[GOAL]:
Copy each line of the data below exactly, leaving out pictures.

Begin GIVEN DATA

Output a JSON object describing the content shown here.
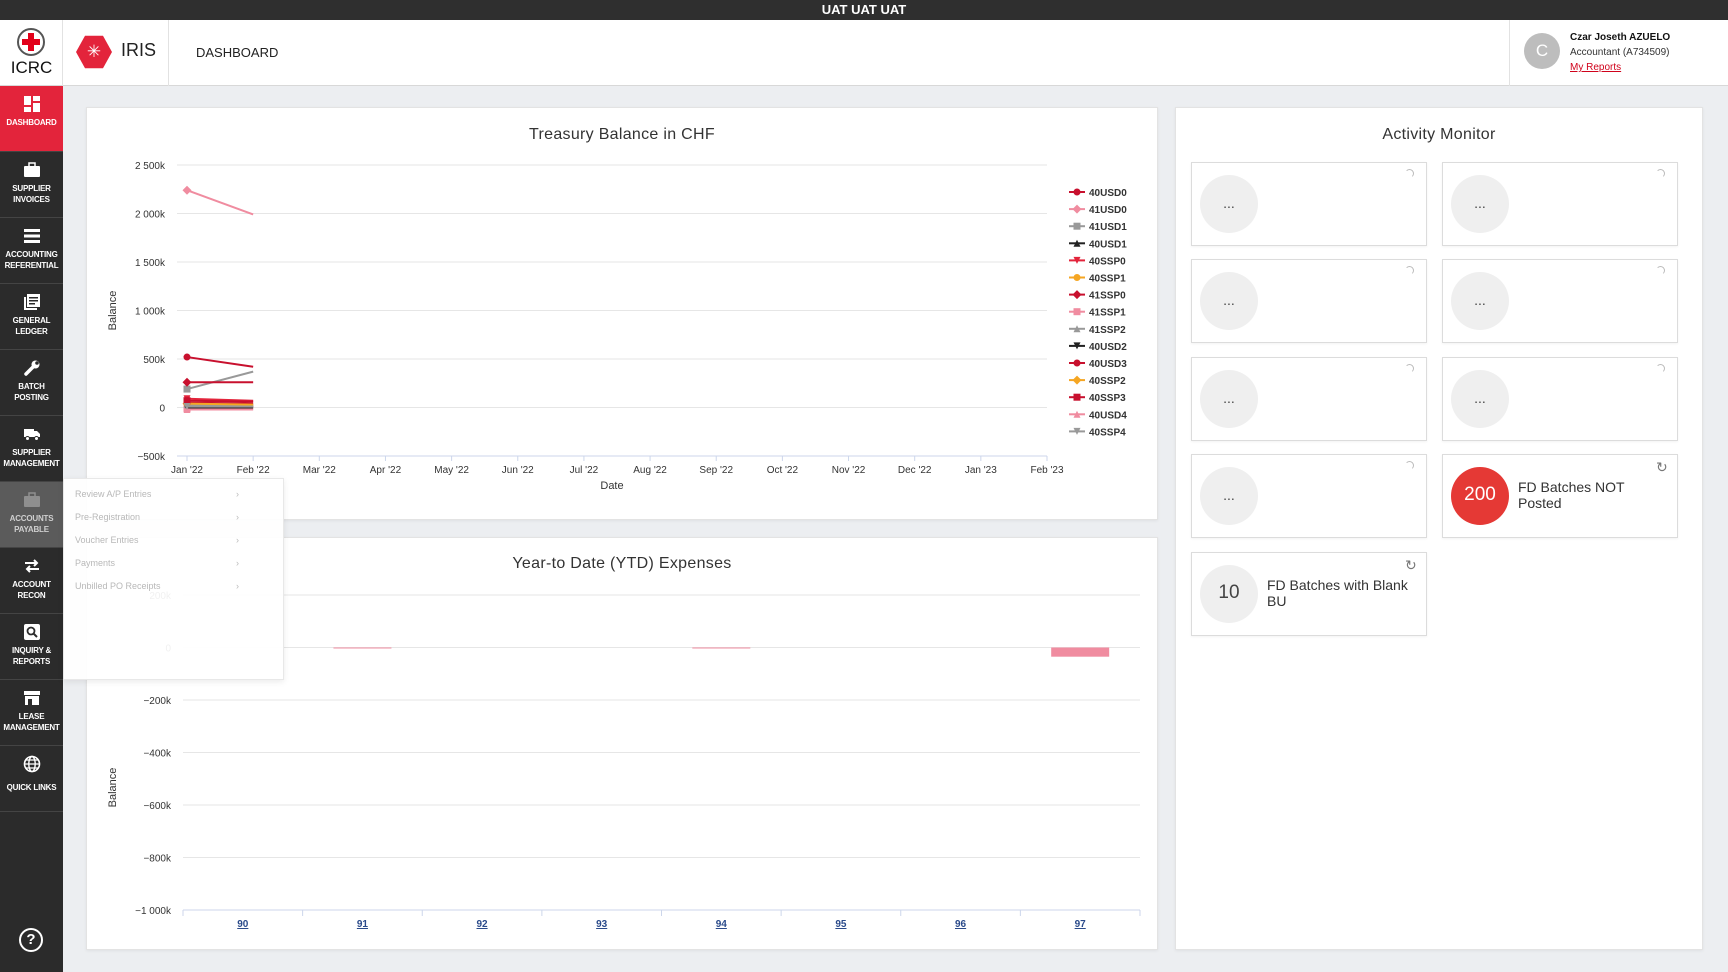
{
  "env_banner": "UAT UAT UAT",
  "header": {
    "org_logo_text": "ICRC",
    "app_name": "IRIS",
    "page_name": "DASHBOARD",
    "user": {
      "avatar_letter": "C",
      "name": "Czar Joseth AZUELO",
      "role": "Accountant (A734509)",
      "reports_link": "My Reports"
    }
  },
  "sidebar": {
    "items": [
      {
        "label": "DASHBOARD",
        "icon": "dashboard-icon",
        "active": true
      },
      {
        "label": "SUPPLIER INVOICES",
        "icon": "briefcase-icon"
      },
      {
        "label": "ACCOUNTING REFERENTIAL",
        "icon": "list-icon"
      },
      {
        "label": "GENERAL LEDGER",
        "icon": "ledger-icon"
      },
      {
        "label": "BATCH POSTING",
        "icon": "wrench-icon"
      },
      {
        "label": "SUPPLIER MANAGEMENT",
        "icon": "truck-icon"
      },
      {
        "label": "ACCOUNTS PAYABLE",
        "icon": "briefcase-icon",
        "hover": true
      },
      {
        "label": "ACCOUNT RECON",
        "icon": "arrows-icon"
      },
      {
        "label": "INQUIRY & REPORTS",
        "icon": "search-icon"
      },
      {
        "label": "LEASE MANAGEMENT",
        "icon": "store-icon"
      },
      {
        "label": "QUICK LINKS",
        "icon": "globe-icon"
      }
    ],
    "help_icon": "help-icon"
  },
  "flyout_menu": {
    "items": [
      "Review A/P Entries",
      "Pre-Registration",
      "Voucher Entries",
      "Payments",
      "Unbilled PO Receipts"
    ]
  },
  "activity_monitor": {
    "title": "Activity Monitor",
    "tiles": [
      {
        "value": "...",
        "label": "",
        "state": "loading"
      },
      {
        "value": "...",
        "label": "",
        "state": "loading"
      },
      {
        "value": "...",
        "label": "",
        "state": "loading"
      },
      {
        "value": "...",
        "label": "",
        "state": "loading"
      },
      {
        "value": "...",
        "label": "",
        "state": "loading"
      },
      {
        "value": "...",
        "label": "",
        "state": "loading"
      },
      {
        "value": "...",
        "label": "",
        "state": "loading"
      },
      {
        "value": "200",
        "label": "FD Batches NOT Posted",
        "state": "alert"
      },
      {
        "value": "10",
        "label": "FD Batches with Blank BU",
        "state": "normal"
      }
    ],
    "colors": {
      "alert": "#e53935",
      "neutral": "#efefef"
    }
  },
  "chart_data": [
    {
      "type": "line",
      "title": "Treasury Balance in CHF",
      "xlabel": "Date",
      "ylabel": "Balance",
      "x_ticks": [
        "Jan '22",
        "Feb '22",
        "Mar '22",
        "Apr '22",
        "May '22",
        "Jun '22",
        "Jul '22",
        "Aug '22",
        "Sep '22",
        "Oct '22",
        "Nov '22",
        "Dec '22",
        "Jan '23",
        "Feb '23"
      ],
      "y_ticks": [
        "2 500k",
        "2 000k",
        "1 500k",
        "1 000k",
        "500k",
        "0",
        "−500k"
      ],
      "ylim": [
        -500000,
        2500000
      ],
      "x": [
        "Jan '22",
        "Feb '22"
      ],
      "legend_position": "right",
      "grid": true,
      "series": [
        {
          "name": "40USD0",
          "color": "#c8102e",
          "marker": "circle",
          "values": [
            520000,
            420000
          ]
        },
        {
          "name": "41USD0",
          "color": "#f08ca0",
          "marker": "diamond",
          "values": [
            2240000,
            1990000
          ]
        },
        {
          "name": "41USD1",
          "color": "#999999",
          "marker": "square",
          "values": [
            190000,
            370000
          ]
        },
        {
          "name": "40USD1",
          "color": "#222222",
          "marker": "triangle",
          "values": [
            10000,
            10000
          ]
        },
        {
          "name": "40SSP0",
          "color": "#e3243b",
          "marker": "triangle-down",
          "values": [
            90000,
            70000
          ]
        },
        {
          "name": "40SSP1",
          "color": "#f5a623",
          "marker": "circle",
          "values": [
            20000,
            20000
          ]
        },
        {
          "name": "41SSP0",
          "color": "#c8102e",
          "marker": "diamond",
          "values": [
            260000,
            260000
          ]
        },
        {
          "name": "41SSP1",
          "color": "#f08ca0",
          "marker": "square",
          "values": [
            -10000,
            -10000
          ]
        },
        {
          "name": "41SSP2",
          "color": "#999999",
          "marker": "triangle",
          "values": [
            30000,
            30000
          ]
        },
        {
          "name": "40USD2",
          "color": "#222222",
          "marker": "triangle-down",
          "values": [
            0,
            0
          ]
        },
        {
          "name": "40USD3",
          "color": "#c8102e",
          "marker": "circle",
          "values": [
            50000,
            40000
          ]
        },
        {
          "name": "40SSP2",
          "color": "#f5a623",
          "marker": "diamond",
          "values": [
            40000,
            30000
          ]
        },
        {
          "name": "40SSP3",
          "color": "#c8102e",
          "marker": "square",
          "values": [
            70000,
            60000
          ]
        },
        {
          "name": "40USD4",
          "color": "#f08ca0",
          "marker": "triangle",
          "values": [
            -20000,
            -20000
          ]
        },
        {
          "name": "40SSP4",
          "color": "#999999",
          "marker": "triangle-down",
          "values": [
            10000,
            10000
          ]
        }
      ]
    },
    {
      "type": "bar",
      "title": "Year-to Date (YTD) Expenses",
      "xlabel": "",
      "ylabel": "Balance",
      "categories": [
        "90",
        "91",
        "92",
        "93",
        "94",
        "95",
        "96",
        "97"
      ],
      "y_ticks": [
        "200k",
        "0",
        "−200k",
        "−400k",
        "−600k",
        "−800k",
        "−1 000k"
      ],
      "ylim": [
        -1000000,
        200000
      ],
      "grid": true,
      "series": [
        {
          "color": "#f08ca0",
          "values": [
            0,
            -2000,
            0,
            0,
            -2000,
            0,
            0,
            -35000
          ]
        }
      ]
    }
  ]
}
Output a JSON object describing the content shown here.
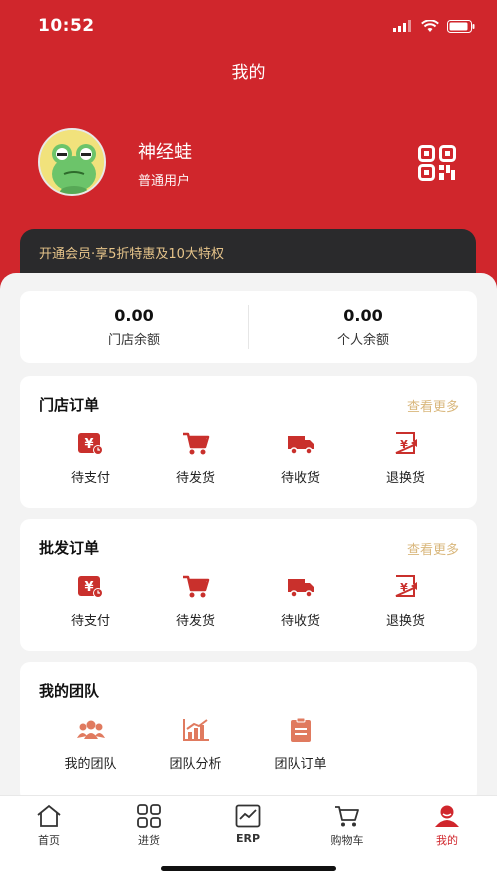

End GIVEN DATA

[TASK ANSWER]:
Output a JSON object describing the content shown here.
{
  "env_banner": "UAT UAT UAT",
  "header": {
    "org_logo_text": "ICRC",
    "app_name": "IRIS",
    "page_name": "DASHBOARD",
    "user": {
      "avatar_letter": "C",
      "name": "Czar Joseth AZUELO",
      "role": "Accountant (A734509)",
      "reports_link": "My Reports"
    }
  },
  "sidebar": {
    "items": [
      {
        "label": "DASHBOARD",
        "icon": "dashboard-icon",
        "active": true
      },
      {
        "label": "SUPPLIER INVOICES",
        "icon": "briefcase-icon"
      },
      {
        "label": "ACCOUNTING REFERENTIAL",
        "icon": "list-icon"
      },
      {
        "label": "GENERAL LEDGER",
        "icon": "ledger-icon"
      },
      {
        "label": "BATCH POSTING",
        "icon": "wrench-icon"
      },
      {
        "label": "SUPPLIER MANAGEMENT",
        "icon": "truck-icon"
      },
      {
        "label": "ACCOUNTS PAYABLE",
        "icon": "briefcase-icon",
        "hover": true
      },
      {
        "label": "ACCOUNT RECON",
        "icon": "arrows-icon"
      },
      {
        "label": "INQUIRY & REPORTS",
        "icon": "search-icon"
      },
      {
        "label": "LEASE MANAGEMENT",
        "icon": "store-icon"
      },
      {
        "label": "QUICK LINKS",
        "icon": "globe-icon"
      }
    ],
    "help_icon": "help-icon"
  },
  "flyout_menu": {
    "items": [
      "Review A/P Entries",
      "Pre-Registration",
      "Voucher Entries",
      "Payments",
      "Unbilled PO Receipts"
    ]
  },
  "activity_monitor": {
    "title": "Activity Monitor",
    "tiles": [
      {
        "value": "...",
        "label": "",
        "state": "loading"
      },
      {
        "value": "...",
        "label": "",
        "state": "loading"
      },
      {
        "value": "...",
        "label": "",
        "state": "loading"
      },
      {
        "value": "...",
        "label": "",
        "state": "loading"
      },
      {
        "value": "...",
        "label": "",
        "state": "loading"
      },
      {
        "value": "...",
        "label": "",
        "state": "loading"
      },
      {
        "value": "...",
        "label": "",
        "state": "loading"
      },
      {
        "value": "200",
        "label": "FD Batches NOT Posted",
        "state": "alert"
      },
      {
        "value": "10",
        "label": "FD Batches with Blank BU",
        "state": "normal"
      }
    ],
    "colors": {
      "alert": "#e53935",
      "neutral": "#efefef"
    }
  },
  "chart_data": [
    {
      "type": "line",
      "title": "Treasury Balance in CHF",
      "xlabel": "Date",
      "ylabel": "Balance",
      "x_ticks": [
        "Jan '22",
        "Feb '22",
        "Mar '22",
        "Apr '22",
        "May '22",
        "Jun '22",
        "Jul '22",
        "Aug '22",
        "Sep '22",
        "Oct '22",
        "Nov '22",
        "Dec '22",
        "Jan '23",
        "Feb '23"
      ],
      "y_ticks": [
        "2 500k",
        "2 000k",
        "1 500k",
        "1 000k",
        "500k",
        "0",
        "−500k"
      ],
      "ylim": [
        -500000,
        2500000
      ],
      "x": [
        "Jan '22",
        "Feb '22"
      ],
      "legend_position": "right",
      "grid": true,
      "series": [
        {
          "name": "40USD0",
          "color": "#c8102e",
          "marker": "circle",
          "values": [
            520000,
            420000
          ]
        },
        {
          "name": "41USD0",
          "color": "#f08ca0",
          "marker": "diamond",
          "values": [
            2240000,
            1990000
          ]
        },
        {
          "name": "41USD1",
          "color": "#999999",
          "marker": "square",
          "values": [
            190000,
            370000
          ]
        },
        {
          "name": "40USD1",
          "color": "#222222",
          "marker": "triangle",
          "values": [
            10000,
            10000
          ]
        },
        {
          "name": "40SSP0",
          "color": "#e3243b",
          "marker": "triangle-down",
          "values": [
            90000,
            70000
          ]
        },
        {
          "name": "40SSP1",
          "color": "#f5a623",
          "marker": "circle",
          "values": [
            20000,
            20000
          ]
        },
        {
          "name": "41SSP0",
          "color": "#c8102e",
          "marker": "diamond",
          "values": [
            260000,
            260000
          ]
        },
        {
          "name": "41SSP1",
          "color": "#f08ca0",
          "marker": "square",
          "values": [
            -10000,
            -10000
          ]
        },
        {
          "name": "41SSP2",
          "color": "#999999",
          "marker": "triangle",
          "values": [
            30000,
            30000
          ]
        },
        {
          "name": "40USD2",
          "color": "#222222",
          "marker": "triangle-down",
          "values": [
            0,
            0
          ]
        },
        {
          "name": "40USD3",
          "color": "#c8102e",
          "marker": "circle",
          "values": [
            50000,
            40000
          ]
        },
        {
          "name": "40SSP2",
          "color": "#f5a623",
          "marker": "diamond",
          "values": [
            40000,
            30000
          ]
        },
        {
          "name": "40SSP3",
          "color": "#c8102e",
          "marker": "square",
          "values": [
            70000,
            60000
          ]
        },
        {
          "name": "40USD4",
          "color": "#f08ca0",
          "marker": "triangle",
          "values": [
            -20000,
            -20000
          ]
        },
        {
          "name": "40SSP4",
          "color": "#999999",
          "marker": "triangle-down",
          "values": [
            10000,
            10000
          ]
        }
      ]
    },
    {
      "type": "bar",
      "title": "Year-to Date (YTD) Expenses",
      "xlabel": "",
      "ylabel": "Balance",
      "categories": [
        "90",
        "91",
        "92",
        "93",
        "94",
        "95",
        "96",
        "97"
      ],
      "y_ticks": [
        "200k",
        "0",
        "−200k",
        "−400k",
        "−600k",
        "−800k",
        "−1 000k"
      ],
      "ylim": [
        -1000000,
        200000
      ],
      "grid": true,
      "series": [
        {
          "color": "#f08ca0",
          "values": [
            0,
            -2000,
            0,
            0,
            -2000,
            0,
            0,
            -35000
          ]
        }
      ]
    }
  ]
}
Output a JSON object describing the content shown here.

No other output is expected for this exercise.